▶ [Input data]:
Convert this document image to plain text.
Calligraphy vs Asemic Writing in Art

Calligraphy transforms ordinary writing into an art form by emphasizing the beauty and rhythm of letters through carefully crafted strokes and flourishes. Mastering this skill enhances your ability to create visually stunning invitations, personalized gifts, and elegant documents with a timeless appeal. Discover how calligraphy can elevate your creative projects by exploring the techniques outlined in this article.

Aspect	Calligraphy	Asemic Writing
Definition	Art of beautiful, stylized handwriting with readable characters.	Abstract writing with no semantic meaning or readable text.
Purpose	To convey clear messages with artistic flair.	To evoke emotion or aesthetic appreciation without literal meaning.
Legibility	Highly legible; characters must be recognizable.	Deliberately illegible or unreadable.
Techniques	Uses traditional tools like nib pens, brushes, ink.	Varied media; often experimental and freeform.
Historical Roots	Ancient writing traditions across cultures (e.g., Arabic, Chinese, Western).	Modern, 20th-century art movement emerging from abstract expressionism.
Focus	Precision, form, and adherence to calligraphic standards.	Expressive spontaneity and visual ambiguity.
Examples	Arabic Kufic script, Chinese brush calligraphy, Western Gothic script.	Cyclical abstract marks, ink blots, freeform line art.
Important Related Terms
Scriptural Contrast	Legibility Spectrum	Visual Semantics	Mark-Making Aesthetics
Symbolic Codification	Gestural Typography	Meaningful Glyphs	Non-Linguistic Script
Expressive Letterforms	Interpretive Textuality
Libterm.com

▶ [Exercise directions]: Pull out all lines from the listing that contain the string "Arabic".

▶ [Expected output]:
Historical Roots	Ancient writing traditions across cultures (e.g., Arabic, Chinese, Western).	Modern, 20th-century art movement emerging from abstract expressionism.
Examples	Arabic Kufic script, Chinese brush calligraphy, Western Gothic script.	Cyclical abstract marks, ink blots, freeform line art.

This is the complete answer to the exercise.